> _WRITTEN EXERCISE 1_
In the Stockholm museums text, how many years after sinking was the warship Vasa recovered?
> _WRITTEN EXERCISE 2_
Reproduce the Stockholm museums text from "The Viking Museum" to "for family visitors.".
> _WRITTEN EXERCISE 3_
List every museum named in the Stockholm museums text, giving each by its English name.

> _TEXT EXTRACT_
The Viking Museum has a focus on the Vikings and how their life was during the Viking Age. It has an immersive showcase, starting the journey with the adventure of Ragnfrid’s saga. It is a great experience for family visitors.
The Vasa Museum is the most important museum in the region and one of the three must-sees if you are in the city. The entire museum was based on a sunken warship Vasa on her maiden voyage. It happened in 1628 yet the vessel was recovered 333 years later. In great condition, visitors could still see many of the original sculptural works on the ship. The exhibit extends to the maritime history of Sweden. It was important because of its scale – this is the largest, and almost fully intact 17th-century ship that was found and on display. Check out the stern of Vasa, it’s a giant surface of sculptural art, and today, it is a symbol of Sweden’s might.
Together with Spritnuseum (The Museum of Spirits), an 18th-century naval building that tells a story of Swedish people’s relationship with alcohol, Stockholm offers free entry to 4 of the museums listed above. But if you have more time, it is worth visiting ABBA the Museum and Skansen Open-Air Museum.

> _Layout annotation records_
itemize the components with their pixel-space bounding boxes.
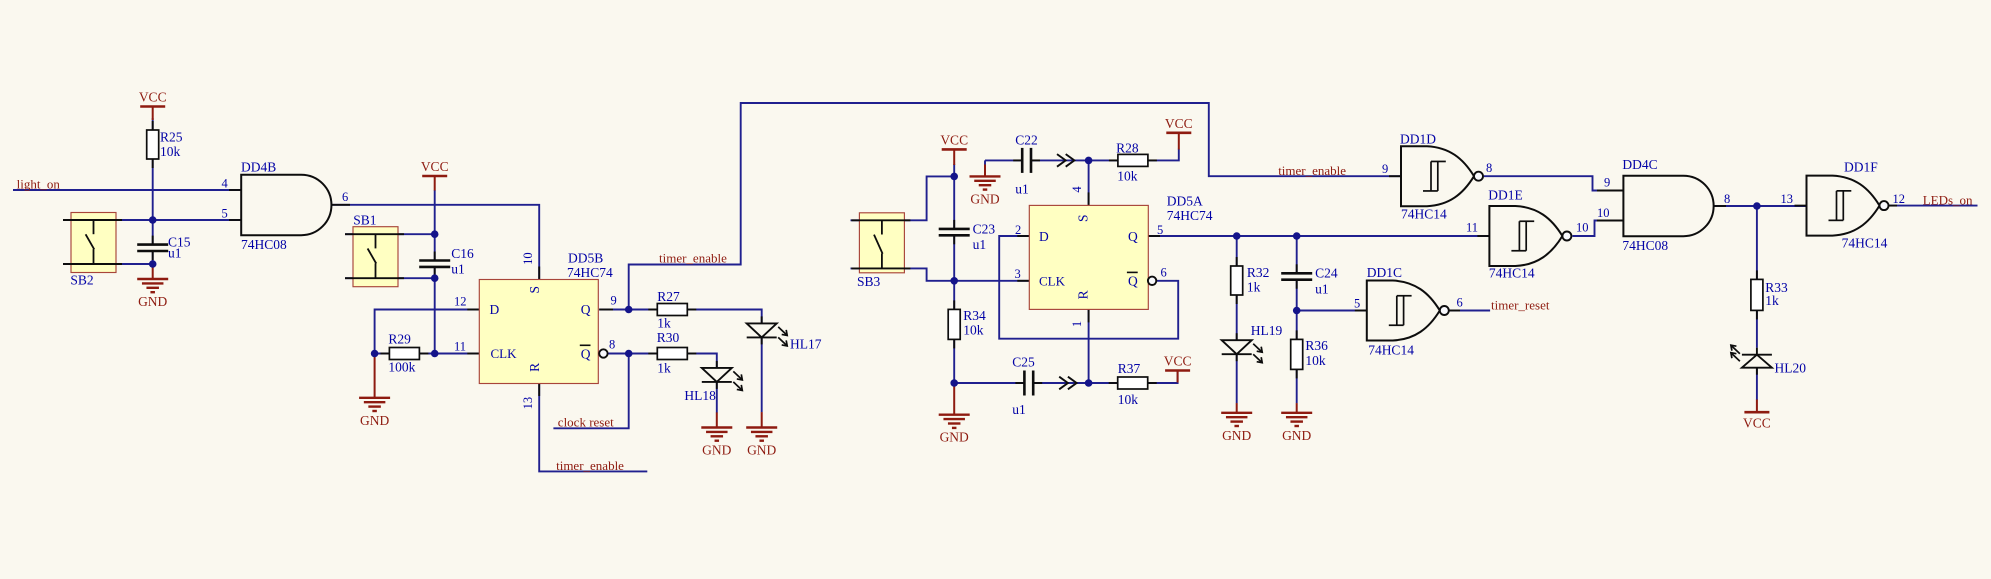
svg-text:C25: C25 xyxy=(1012,355,1035,370)
svg-text:1k: 1k xyxy=(1247,280,1261,295)
svg-text:timer_enable: timer_enable xyxy=(556,458,624,473)
svg-text:SB2: SB2 xyxy=(70,273,93,288)
svg-text:GND: GND xyxy=(940,430,969,445)
svg-text:74HC14: 74HC14 xyxy=(1842,236,1888,251)
svg-text:VCC: VCC xyxy=(940,132,968,147)
svg-text:D: D xyxy=(1039,229,1049,244)
svg-text:9: 9 xyxy=(1382,162,1388,176)
svg-text:DD4B: DD4B xyxy=(241,160,276,175)
svg-text:HL19: HL19 xyxy=(1251,323,1283,338)
svg-text:DD5B: DD5B xyxy=(568,251,603,266)
svg-text:DD4C: DD4C xyxy=(1622,157,1657,172)
svg-text:D: D xyxy=(490,302,500,317)
svg-text:Q: Q xyxy=(1128,274,1138,289)
svg-text:12: 12 xyxy=(454,295,467,309)
svg-text:S: S xyxy=(1076,214,1091,222)
svg-text:u1: u1 xyxy=(168,246,182,261)
svg-text:R37: R37 xyxy=(1118,361,1141,376)
svg-text:timer_enable: timer_enable xyxy=(1278,163,1346,178)
svg-text:DD1D: DD1D xyxy=(1400,132,1436,147)
svg-text:10k: 10k xyxy=(1305,353,1326,368)
svg-text:R: R xyxy=(1076,290,1091,299)
svg-text:GND: GND xyxy=(1282,428,1311,443)
svg-text:GND: GND xyxy=(970,191,999,206)
svg-text:Q: Q xyxy=(581,302,591,317)
svg-text:R30: R30 xyxy=(657,330,680,345)
svg-text:5: 5 xyxy=(222,207,228,221)
svg-text:u1: u1 xyxy=(973,237,987,252)
svg-text:HL20: HL20 xyxy=(1775,361,1807,376)
svg-text:4: 4 xyxy=(222,177,229,191)
svg-text:9: 9 xyxy=(611,294,617,308)
svg-text:1k: 1k xyxy=(1765,293,1779,308)
svg-text:9: 9 xyxy=(1604,176,1610,190)
svg-text:VCC: VCC xyxy=(139,90,167,105)
svg-text:HL17: HL17 xyxy=(790,337,822,352)
svg-text:100k: 100k xyxy=(388,360,415,375)
svg-text:SB1: SB1 xyxy=(353,213,376,228)
svg-text:10k: 10k xyxy=(160,144,181,159)
svg-text:clock reset: clock reset xyxy=(558,415,614,430)
svg-text:74HC08: 74HC08 xyxy=(1622,238,1668,253)
svg-text:R36: R36 xyxy=(1305,338,1328,353)
svg-text:C24: C24 xyxy=(1315,266,1338,281)
svg-text:10k: 10k xyxy=(1118,392,1139,407)
svg-text:u1: u1 xyxy=(451,262,465,277)
svg-text:GND: GND xyxy=(702,443,731,458)
svg-text:R27: R27 xyxy=(657,289,680,304)
svg-text:6: 6 xyxy=(1457,296,1463,310)
svg-text:DD1C: DD1C xyxy=(1367,265,1402,280)
svg-text:74HC74: 74HC74 xyxy=(567,265,613,280)
svg-text:10: 10 xyxy=(1576,221,1589,235)
svg-text:Q: Q xyxy=(1128,229,1138,244)
svg-text:10k: 10k xyxy=(1117,169,1138,184)
svg-text:8: 8 xyxy=(1724,192,1730,206)
svg-text:74HC08: 74HC08 xyxy=(241,237,287,252)
svg-text:Q: Q xyxy=(581,347,591,362)
svg-text:1k: 1k xyxy=(657,316,671,331)
svg-text:6: 6 xyxy=(1161,265,1167,279)
svg-text:GND: GND xyxy=(360,413,389,428)
svg-text:timer_reset: timer_reset xyxy=(1491,298,1550,313)
svg-text:R29: R29 xyxy=(388,332,411,347)
svg-text:5: 5 xyxy=(1157,223,1163,237)
svg-text:11: 11 xyxy=(454,340,466,354)
svg-text:R25: R25 xyxy=(160,130,183,145)
svg-text:S: S xyxy=(527,286,542,294)
svg-text:5: 5 xyxy=(1354,297,1360,311)
svg-text:R32: R32 xyxy=(1247,265,1270,280)
svg-text:10: 10 xyxy=(1597,206,1610,220)
svg-text:1k: 1k xyxy=(657,361,671,376)
svg-text:C16: C16 xyxy=(451,246,474,261)
svg-text:C23: C23 xyxy=(973,222,996,237)
svg-text:11: 11 xyxy=(1466,221,1478,235)
svg-text:CLK: CLK xyxy=(491,346,518,361)
svg-text:SB3: SB3 xyxy=(857,274,881,289)
svg-text:R28: R28 xyxy=(1116,141,1139,156)
svg-text:DD1E: DD1E xyxy=(1488,188,1523,203)
svg-text:VCC: VCC xyxy=(1164,354,1192,369)
svg-text:VCC: VCC xyxy=(1165,116,1193,131)
svg-text:74HC14: 74HC14 xyxy=(1401,207,1447,222)
svg-text:CLK: CLK xyxy=(1039,274,1066,289)
svg-text:10: 10 xyxy=(521,252,535,265)
svg-text:DD5A: DD5A xyxy=(1167,194,1203,209)
svg-text:4: 4 xyxy=(1070,186,1084,193)
svg-text:R: R xyxy=(527,363,542,372)
svg-text:u1: u1 xyxy=(1012,402,1026,417)
svg-text:VCC: VCC xyxy=(421,159,449,174)
svg-text:LEDs_on: LEDs_on xyxy=(1923,193,1973,208)
svg-text:3: 3 xyxy=(1015,267,1021,281)
svg-text:R34: R34 xyxy=(963,308,986,323)
svg-text:74HC14: 74HC14 xyxy=(1368,343,1414,358)
svg-text:10k: 10k xyxy=(963,323,984,338)
svg-text:6: 6 xyxy=(342,190,348,204)
svg-text:DD1F: DD1F xyxy=(1844,160,1878,175)
svg-text:8: 8 xyxy=(1486,161,1492,175)
svg-text:u1: u1 xyxy=(1315,282,1329,297)
svg-text:13: 13 xyxy=(521,397,535,410)
svg-text:GND: GND xyxy=(138,294,167,309)
svg-text:VCC: VCC xyxy=(1743,416,1771,431)
svg-text:C22: C22 xyxy=(1015,133,1038,148)
svg-text:8: 8 xyxy=(609,338,615,352)
svg-text:GND: GND xyxy=(1222,428,1251,443)
svg-text:GND: GND xyxy=(747,443,776,458)
svg-text:12: 12 xyxy=(1893,192,1906,206)
svg-text:2: 2 xyxy=(1015,223,1021,237)
svg-text:74HC14: 74HC14 xyxy=(1489,266,1535,281)
svg-text:1: 1 xyxy=(1070,321,1084,327)
svg-text:HL18: HL18 xyxy=(684,388,716,403)
svg-text:74HC74: 74HC74 xyxy=(1167,208,1213,223)
svg-text:timer_enable: timer_enable xyxy=(659,251,727,266)
svg-text:light_on: light_on xyxy=(17,177,61,192)
svg-text:u1: u1 xyxy=(1015,182,1028,197)
svg-text:13: 13 xyxy=(1781,192,1794,206)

> _RESULT 1_
333 years

> _RESULT 2_
The Viking Museum has a focus on the Vikings and how their life was during the Viking Age. It has an immersive showcase, starting the journey with the adventure of Ragnfrid’s saga. It is a great experience for family visitors.

> _RESULT 3_
Viking Museum, Vasa Museum, The Museum of Spirits, ABBA the Museum, Skansen Open-Air Museum